**Task directions**
Reproduce each line of the material exactly, minus any picture.

**Dataset extract**
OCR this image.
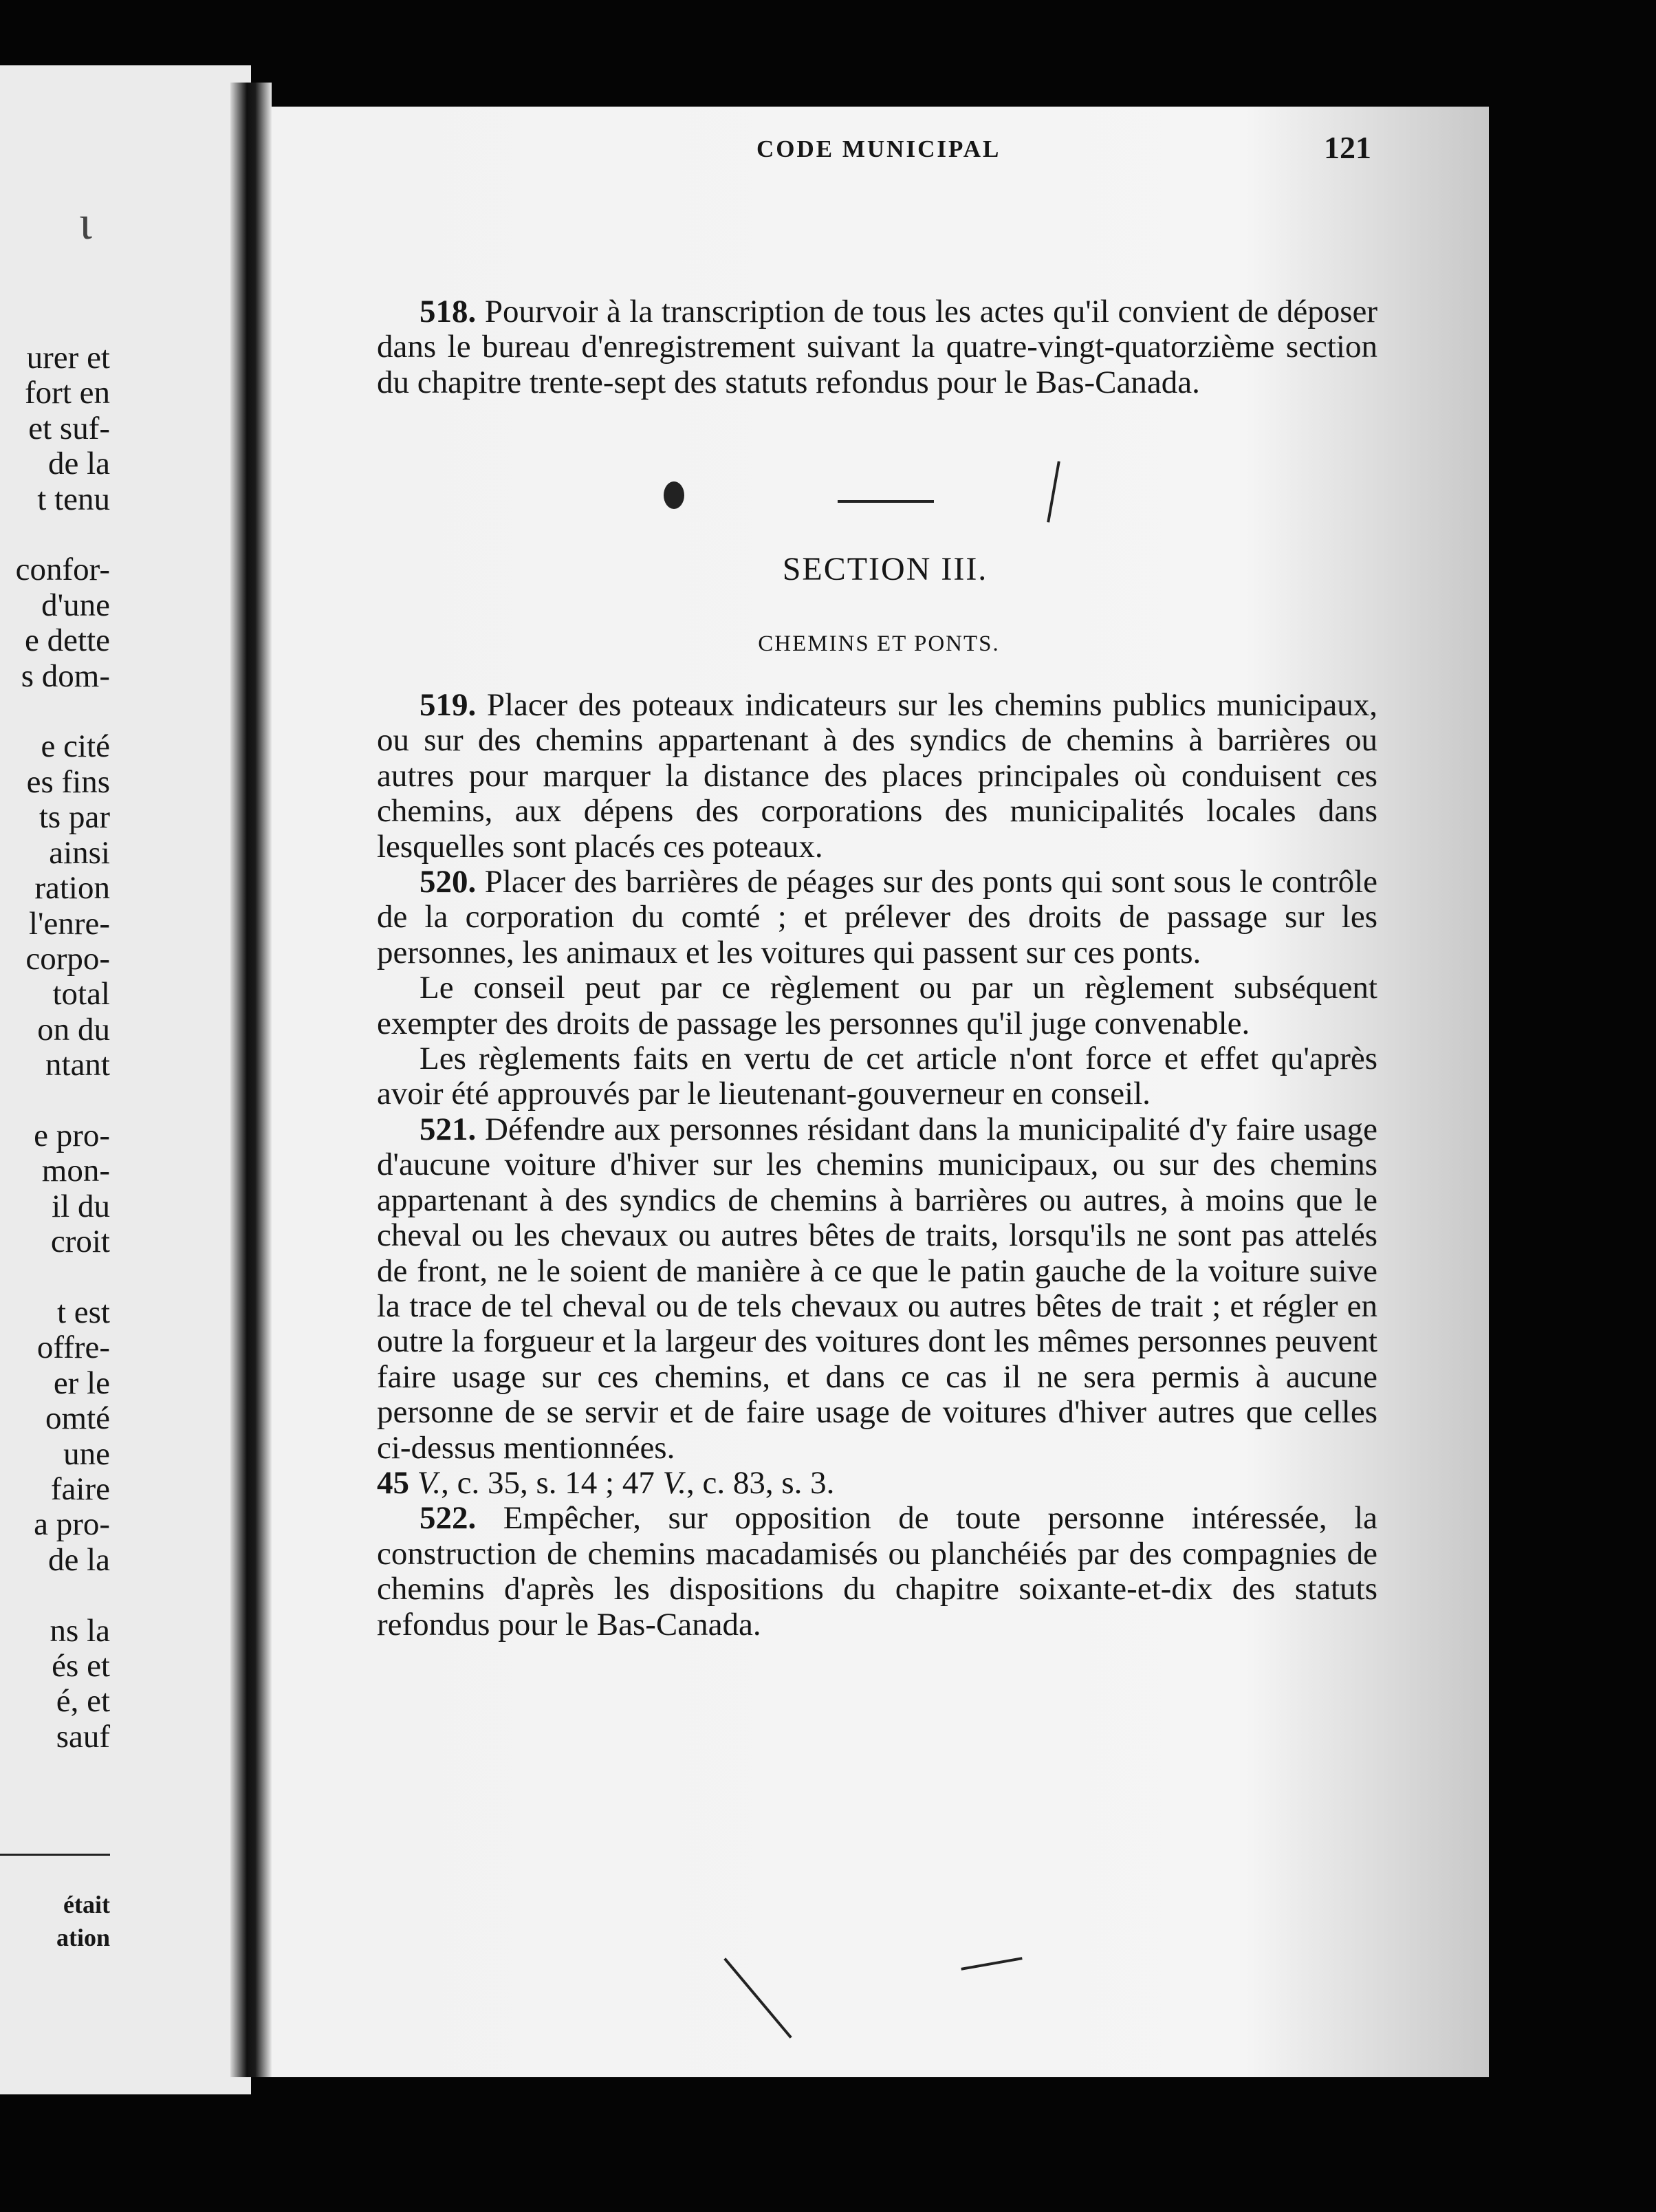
ι
urer et
fort en
et suf-
de la
t tenu

confor-
d'une
e dette
s dom-

e cité
es fins
ts par
ainsi
ration
l'enre-
corpo-
total
on du
ntant

e pro-
mon-
il du
croit

t est
offre-
er le
omté
une
faire
a pro-
de la

ns la
és et
é, et
sauf
était
ation
CODE MUNICIPAL	121

518. Pourvoir à la transcription de tous les actes qu'il convient de déposer dans le bureau d'enregistrement suivant la quatre-vingt-quatorzième section du chapitre trente-sept des statuts refondus pour le Bas-Canada.

SECTION III.
CHEMINS ET PONTS.

519. Placer des poteaux indicateurs sur les chemins publics municipaux, ou sur des chemins appartenant à des syndics de chemins à barrières ou autres pour marquer la distance des places principales où conduisent ces chemins, aux dépens des corporations des municipalités locales dans lesquelles sont placés ces poteaux.

520. Placer des barrières de péages sur des ponts qui sont sous le contrôle de la corporation du comté ; et prélever des droits de passage sur les personnes, les animaux et les voitures qui passent sur ces ponts.

Le conseil peut par ce règlement ou par un règlement subséquent exempter des droits de passage les personnes qu'il juge convenable.

Les règlements faits en vertu de cet article n'ont force et effet qu'après avoir été approuvés par le lieutenant-gouverneur en conseil.

521. Défendre aux personnes résidant dans la municipalité d'y faire usage d'aucune voiture d'hiver sur les chemins municipaux, ou sur des chemins appartenant à des syndics de chemins à barrières ou autres, à moins que le cheval ou les chevaux ou autres bêtes de traits, lorsqu'ils ne sont pas attelés de front, ne le soient de manière à ce que le patin gauche de la voiture suive la trace de tel cheval ou de tels chevaux ou autres bêtes de trait ; et régler en outre la forgueur et la largeur des voitures dont les mêmes personnes peuvent faire usage sur ces chemins, et dans ce cas il ne sera permis à aucune personne de se servir et de faire usage de voitures d'hiver autres que celles ci-dessus mentionnées.
45 V., c. 35, s. 14 ; 47 V., c. 83, s. 3.

522. Empêcher, sur opposition de toute personne intéressée, la construction de chemins macadamisés ou planchéiés par des compagnies de chemins d'après les dispositions du chapitre soixante-et-dix des statuts refondus pour le Bas-Canada.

**Result of the task**
OCR this image.
ι
urer et
fort en
et suf-
de la
t tenu

confor-
d'une
e dette
s dom-

e cité
es fins
ts par
ainsi
ration
l'enre-
corpo-
total
on du
ntant

e pro-
mon-
il du
croit

t est
offre-
er le
omté
une
faire
a pro-
de la

ns la
és et
é, et
sauf
était
ation
CODE MUNICIPAL	121

518. Pourvoir à la transcription de tous les actes qu'il convient de déposer dans le bureau d'enregistrement suivant la quatre-vingt-quatorzième section du chapitre trente-sept des statuts refondus pour le Bas-Canada.

SECTION III.
CHEMINS ET PONTS.

519. Placer des poteaux indicateurs sur les chemins publics municipaux, ou sur des chemins appartenant à des syndics de chemins à barrières ou autres pour marquer la distance des places principales où conduisent ces chemins, aux dépens des corporations des municipalités locales dans lesquelles sont placés ces poteaux.

520. Placer des barrières de péages sur des ponts qui sont sous le contrôle de la corporation du comté ; et prélever des droits de passage sur les personnes, les animaux et les voitures qui passent sur ces ponts.

Le conseil peut par ce règlement ou par un règlement subséquent exempter des droits de passage les personnes qu'il juge convenable.

Les règlements faits en vertu de cet article n'ont force et effet qu'après avoir été approuvés par le lieutenant-gouverneur en conseil.

521. Défendre aux personnes résidant dans la municipalité d'y faire usage d'aucune voiture d'hiver sur les chemins municipaux, ou sur des chemins appartenant à des syndics de chemins à barrières ou autres, à moins que le cheval ou les chevaux ou autres bêtes de traits, lorsqu'ils ne sont pas attelés de front, ne le soient de manière à ce que le patin gauche de la voiture suive la trace de tel cheval ou de tels chevaux ou autres bêtes de trait ; et régler en outre la forgueur et la largeur des voitures dont les mêmes personnes peuvent faire usage sur ces chemins, et dans ce cas il ne sera permis à aucune personne de se servir et de faire usage de voitures d'hiver autres que celles ci-dessus mentionnées.
45 V., c. 35, s. 14 ; 47 V., c. 83, s. 3.

522. Empêcher, sur opposition de toute personne intéressée, la construction de chemins macadamisés ou planchéiés par des compagnies de chemins d'après les dispositions du chapitre soixante-et-dix des statuts refondus pour le Bas-Canada.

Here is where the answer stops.